Stated problem
Copy out all lines that hold "options".

[Collection entries]
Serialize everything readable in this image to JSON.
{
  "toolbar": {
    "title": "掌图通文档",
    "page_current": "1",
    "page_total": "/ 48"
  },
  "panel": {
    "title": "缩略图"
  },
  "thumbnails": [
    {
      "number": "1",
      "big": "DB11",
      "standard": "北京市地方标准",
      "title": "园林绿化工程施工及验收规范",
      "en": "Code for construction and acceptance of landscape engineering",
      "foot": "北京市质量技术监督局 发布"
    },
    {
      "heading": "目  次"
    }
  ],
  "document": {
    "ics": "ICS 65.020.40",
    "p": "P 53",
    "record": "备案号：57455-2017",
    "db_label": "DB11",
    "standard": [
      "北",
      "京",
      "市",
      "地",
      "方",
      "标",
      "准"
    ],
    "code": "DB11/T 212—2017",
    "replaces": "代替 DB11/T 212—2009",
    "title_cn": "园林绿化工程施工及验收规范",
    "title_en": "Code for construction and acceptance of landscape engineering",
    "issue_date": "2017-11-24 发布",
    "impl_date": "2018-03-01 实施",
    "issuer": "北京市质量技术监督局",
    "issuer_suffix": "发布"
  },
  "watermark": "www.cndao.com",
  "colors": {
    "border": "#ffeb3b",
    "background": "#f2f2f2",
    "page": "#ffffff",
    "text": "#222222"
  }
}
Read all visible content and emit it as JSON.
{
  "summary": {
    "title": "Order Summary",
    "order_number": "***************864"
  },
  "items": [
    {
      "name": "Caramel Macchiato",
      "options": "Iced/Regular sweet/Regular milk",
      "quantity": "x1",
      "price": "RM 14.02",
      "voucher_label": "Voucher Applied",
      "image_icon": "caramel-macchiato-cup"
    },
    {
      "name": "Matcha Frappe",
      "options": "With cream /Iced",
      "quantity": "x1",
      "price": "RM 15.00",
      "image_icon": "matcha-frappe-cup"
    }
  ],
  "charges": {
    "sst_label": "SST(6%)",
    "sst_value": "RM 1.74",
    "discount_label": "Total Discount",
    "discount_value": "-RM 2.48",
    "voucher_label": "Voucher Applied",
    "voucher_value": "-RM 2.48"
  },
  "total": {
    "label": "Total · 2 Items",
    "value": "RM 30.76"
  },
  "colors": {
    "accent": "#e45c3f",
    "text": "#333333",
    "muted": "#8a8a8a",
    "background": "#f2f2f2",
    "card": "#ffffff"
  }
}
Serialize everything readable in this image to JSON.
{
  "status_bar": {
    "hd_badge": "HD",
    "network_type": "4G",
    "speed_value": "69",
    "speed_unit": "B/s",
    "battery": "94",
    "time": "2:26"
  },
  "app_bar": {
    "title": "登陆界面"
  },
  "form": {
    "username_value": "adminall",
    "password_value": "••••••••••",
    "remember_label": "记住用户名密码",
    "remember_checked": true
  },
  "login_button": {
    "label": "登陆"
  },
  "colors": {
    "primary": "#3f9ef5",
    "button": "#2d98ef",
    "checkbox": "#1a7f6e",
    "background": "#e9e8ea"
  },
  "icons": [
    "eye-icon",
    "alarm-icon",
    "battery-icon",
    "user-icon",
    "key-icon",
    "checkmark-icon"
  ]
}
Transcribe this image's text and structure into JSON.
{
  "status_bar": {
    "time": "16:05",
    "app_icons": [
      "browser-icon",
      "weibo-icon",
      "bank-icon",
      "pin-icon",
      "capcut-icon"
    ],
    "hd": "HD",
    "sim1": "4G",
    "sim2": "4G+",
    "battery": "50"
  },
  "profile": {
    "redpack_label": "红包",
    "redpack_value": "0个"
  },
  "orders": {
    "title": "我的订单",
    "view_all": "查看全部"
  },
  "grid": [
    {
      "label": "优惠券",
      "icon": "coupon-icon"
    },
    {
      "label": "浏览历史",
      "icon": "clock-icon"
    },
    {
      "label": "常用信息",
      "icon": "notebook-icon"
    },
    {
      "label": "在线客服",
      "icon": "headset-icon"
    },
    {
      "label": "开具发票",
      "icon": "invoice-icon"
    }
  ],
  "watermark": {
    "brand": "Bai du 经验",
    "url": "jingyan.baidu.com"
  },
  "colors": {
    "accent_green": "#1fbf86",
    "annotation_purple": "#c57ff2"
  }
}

Full solution
      "options": "Iced/Regular sweet/Regular milk",
      "options": "With cream /Iced",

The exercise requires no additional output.